= Material provided =
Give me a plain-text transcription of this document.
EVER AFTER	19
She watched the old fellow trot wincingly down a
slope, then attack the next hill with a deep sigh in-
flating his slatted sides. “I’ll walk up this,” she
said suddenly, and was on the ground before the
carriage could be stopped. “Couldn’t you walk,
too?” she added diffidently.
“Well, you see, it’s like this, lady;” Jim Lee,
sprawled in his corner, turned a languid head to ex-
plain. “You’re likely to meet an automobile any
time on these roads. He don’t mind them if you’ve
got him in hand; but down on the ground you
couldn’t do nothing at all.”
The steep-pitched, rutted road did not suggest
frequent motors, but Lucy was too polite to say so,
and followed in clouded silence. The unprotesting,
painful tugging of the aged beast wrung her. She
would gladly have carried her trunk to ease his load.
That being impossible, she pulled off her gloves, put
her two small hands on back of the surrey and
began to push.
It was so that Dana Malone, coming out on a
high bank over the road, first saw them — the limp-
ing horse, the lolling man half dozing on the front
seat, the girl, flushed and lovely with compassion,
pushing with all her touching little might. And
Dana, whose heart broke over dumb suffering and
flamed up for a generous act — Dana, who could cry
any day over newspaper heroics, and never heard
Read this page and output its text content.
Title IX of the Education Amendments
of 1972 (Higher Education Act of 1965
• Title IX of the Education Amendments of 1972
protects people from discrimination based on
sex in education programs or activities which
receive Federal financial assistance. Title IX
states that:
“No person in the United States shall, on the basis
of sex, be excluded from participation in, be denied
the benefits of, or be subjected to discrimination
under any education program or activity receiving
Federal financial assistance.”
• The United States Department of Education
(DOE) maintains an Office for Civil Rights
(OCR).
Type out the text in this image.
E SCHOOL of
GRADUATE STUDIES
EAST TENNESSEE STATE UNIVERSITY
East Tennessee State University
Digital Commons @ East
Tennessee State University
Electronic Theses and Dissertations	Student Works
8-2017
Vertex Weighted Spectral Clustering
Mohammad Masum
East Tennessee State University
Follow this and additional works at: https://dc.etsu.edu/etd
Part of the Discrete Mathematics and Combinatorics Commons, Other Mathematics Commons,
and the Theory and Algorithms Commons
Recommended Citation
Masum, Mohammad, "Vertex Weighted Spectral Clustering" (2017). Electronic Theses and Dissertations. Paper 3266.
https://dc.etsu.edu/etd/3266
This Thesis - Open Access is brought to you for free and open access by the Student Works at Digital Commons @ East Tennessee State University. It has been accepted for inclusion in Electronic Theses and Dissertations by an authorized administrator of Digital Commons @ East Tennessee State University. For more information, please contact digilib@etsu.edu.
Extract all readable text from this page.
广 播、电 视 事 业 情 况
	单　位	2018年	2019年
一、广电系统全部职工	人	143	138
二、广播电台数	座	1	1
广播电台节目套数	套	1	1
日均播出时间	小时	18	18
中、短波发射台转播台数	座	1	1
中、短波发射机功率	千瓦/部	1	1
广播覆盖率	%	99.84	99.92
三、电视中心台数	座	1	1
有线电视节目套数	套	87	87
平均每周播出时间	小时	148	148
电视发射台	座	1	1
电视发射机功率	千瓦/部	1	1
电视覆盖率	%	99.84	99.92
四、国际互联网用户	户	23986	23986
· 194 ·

= Problem =
Filter the listing for the word "Clustering" and copy every line that holds it.

= Written answer =
Vertex Weighted Spectral Clustering
Masum, Mohammad, "Vertex Weighted Spectral Clustering" (2017). Electronic Theses and Dissertations. Paper 3266.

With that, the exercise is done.